---------- Supplied text

General practice pressures adding to wound care priority issues, report finds

Capacity pressures in general practice contribute to a lack of prioritisation for wound care management, a Public Policy Project (PPP) report has found.

The report – called Going further for wound healing – was compiled following a series of roundtable discussions with wound care experts and key health sector stakeholders, and supplemented with independent research and analysis.

The findings highlight the need to better integrate wound care with integrated care systems (ICSs) by breaking down silos at local level and between organisations, professionals, caregivers and patients.

According to the report, as well as general practice capacity pressures, wound care provision has been adversely affected by ‘competing priorities’, potentially exacerbated by a recent focus on improving access to care as part of the Recovering Access to Primary Care Plan.

While wound care management is largely delivered in community settings, community care receives less attention than other parts of care services, the report found.

As the traditional first point of contact for patients with health and care services, GPs should be more ‘comprehensively engaged’ with wound care and able to align it to Quality of Framework priorities.

However, to ensure effective prioritisation of wound treatment, roundtable participants called for more ‘collaborative incentives’ for the wider primary care sector, rather than single incentives just for general practice.

One GP participant stressed that ‘this is not just a general practice problem – collaboration between primary care, community services and social care, who all have some of the workforce required, is needed’.

‘Sector-wide neglect’ has resulted in a decline in the number of educational opportunities available for wound care, the report found. This has contributed to ‘significant knowledge gaps’ among the workforce, inevitably leading to a variation in patient outcomes.

--------------------
---------- Data extracts

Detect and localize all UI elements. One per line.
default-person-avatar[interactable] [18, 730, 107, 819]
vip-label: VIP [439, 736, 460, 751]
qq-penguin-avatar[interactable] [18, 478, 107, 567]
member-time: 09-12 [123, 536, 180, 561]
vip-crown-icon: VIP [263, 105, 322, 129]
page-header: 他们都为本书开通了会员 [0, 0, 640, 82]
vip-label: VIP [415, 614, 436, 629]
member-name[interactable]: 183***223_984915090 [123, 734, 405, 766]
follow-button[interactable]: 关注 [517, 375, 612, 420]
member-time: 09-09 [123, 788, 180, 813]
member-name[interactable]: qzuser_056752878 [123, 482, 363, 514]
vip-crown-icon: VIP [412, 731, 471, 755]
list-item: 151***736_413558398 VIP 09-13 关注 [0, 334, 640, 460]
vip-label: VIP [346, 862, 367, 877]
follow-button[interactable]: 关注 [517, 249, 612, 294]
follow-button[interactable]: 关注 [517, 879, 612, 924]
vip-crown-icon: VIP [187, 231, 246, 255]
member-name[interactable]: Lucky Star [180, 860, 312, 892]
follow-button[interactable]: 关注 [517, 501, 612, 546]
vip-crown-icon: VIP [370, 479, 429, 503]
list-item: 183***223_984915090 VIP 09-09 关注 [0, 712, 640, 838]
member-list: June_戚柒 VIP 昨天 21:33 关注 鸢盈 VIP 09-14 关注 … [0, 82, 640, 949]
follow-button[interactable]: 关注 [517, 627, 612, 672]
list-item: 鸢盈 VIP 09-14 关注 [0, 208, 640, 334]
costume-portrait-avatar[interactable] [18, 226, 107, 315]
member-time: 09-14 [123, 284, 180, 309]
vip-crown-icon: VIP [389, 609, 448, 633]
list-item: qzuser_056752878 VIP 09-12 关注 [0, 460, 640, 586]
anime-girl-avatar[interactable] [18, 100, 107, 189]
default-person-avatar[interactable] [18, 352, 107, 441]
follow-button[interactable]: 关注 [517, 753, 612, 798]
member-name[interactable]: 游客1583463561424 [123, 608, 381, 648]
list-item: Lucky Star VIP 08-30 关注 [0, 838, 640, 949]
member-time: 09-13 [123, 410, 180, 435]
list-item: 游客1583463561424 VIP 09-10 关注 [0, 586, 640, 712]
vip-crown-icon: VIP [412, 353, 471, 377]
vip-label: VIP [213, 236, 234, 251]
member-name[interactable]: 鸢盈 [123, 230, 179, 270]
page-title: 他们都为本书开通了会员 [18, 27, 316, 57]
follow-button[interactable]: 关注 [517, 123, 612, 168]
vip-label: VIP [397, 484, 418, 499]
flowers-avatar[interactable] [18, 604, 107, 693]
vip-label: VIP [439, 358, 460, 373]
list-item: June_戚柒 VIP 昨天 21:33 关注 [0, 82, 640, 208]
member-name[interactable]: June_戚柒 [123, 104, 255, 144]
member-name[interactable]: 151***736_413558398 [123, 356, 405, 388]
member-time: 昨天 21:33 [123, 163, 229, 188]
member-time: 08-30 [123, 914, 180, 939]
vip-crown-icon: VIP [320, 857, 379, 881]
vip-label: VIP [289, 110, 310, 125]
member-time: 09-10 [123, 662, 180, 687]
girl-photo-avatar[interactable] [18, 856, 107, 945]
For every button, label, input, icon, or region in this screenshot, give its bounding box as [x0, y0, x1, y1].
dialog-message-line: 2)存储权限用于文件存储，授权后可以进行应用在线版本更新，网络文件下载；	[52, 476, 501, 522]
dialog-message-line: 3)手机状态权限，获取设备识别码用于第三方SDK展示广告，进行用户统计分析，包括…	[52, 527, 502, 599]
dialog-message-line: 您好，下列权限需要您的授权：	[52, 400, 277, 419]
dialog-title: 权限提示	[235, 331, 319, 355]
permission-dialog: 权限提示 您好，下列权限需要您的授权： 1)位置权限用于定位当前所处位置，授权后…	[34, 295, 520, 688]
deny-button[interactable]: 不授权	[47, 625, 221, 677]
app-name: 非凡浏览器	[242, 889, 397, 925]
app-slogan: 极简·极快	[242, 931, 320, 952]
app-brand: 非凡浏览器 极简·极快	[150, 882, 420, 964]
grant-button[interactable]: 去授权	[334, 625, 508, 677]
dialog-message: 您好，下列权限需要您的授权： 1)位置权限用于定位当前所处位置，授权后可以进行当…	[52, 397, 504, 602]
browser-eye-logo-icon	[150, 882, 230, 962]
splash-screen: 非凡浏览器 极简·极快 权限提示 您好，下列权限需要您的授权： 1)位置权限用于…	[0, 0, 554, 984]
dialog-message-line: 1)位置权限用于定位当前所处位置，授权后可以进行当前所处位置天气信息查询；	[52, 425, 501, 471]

--------------------

▸ Tasks to perform:
[A] According to the wound care article, what is the title of the Public Policy Project report?
[B] List every party that the wound care article names as being separated by silos that should be broken down.
[C] Repeat the part of the wound care article that opens with the words containing "According to the" and closes with "services, the report found.".
These lines bear no relation to the wound care article.

▸ Results for the exercise:
[A] Going further for wound healing

[B] Organisations, professionals, caregivers, and patients

[C]
According to the report, as well as general practice capacity pressures, wound care provision has been adversely affected by ‘competing priorities’, potentially exacerbated by a recent focus on improving access to care as part of the Recovering Access to Primary Care Plan.

While wound care management is largely delivered in community settings, community care receives less attention than other parts of care services, the report found.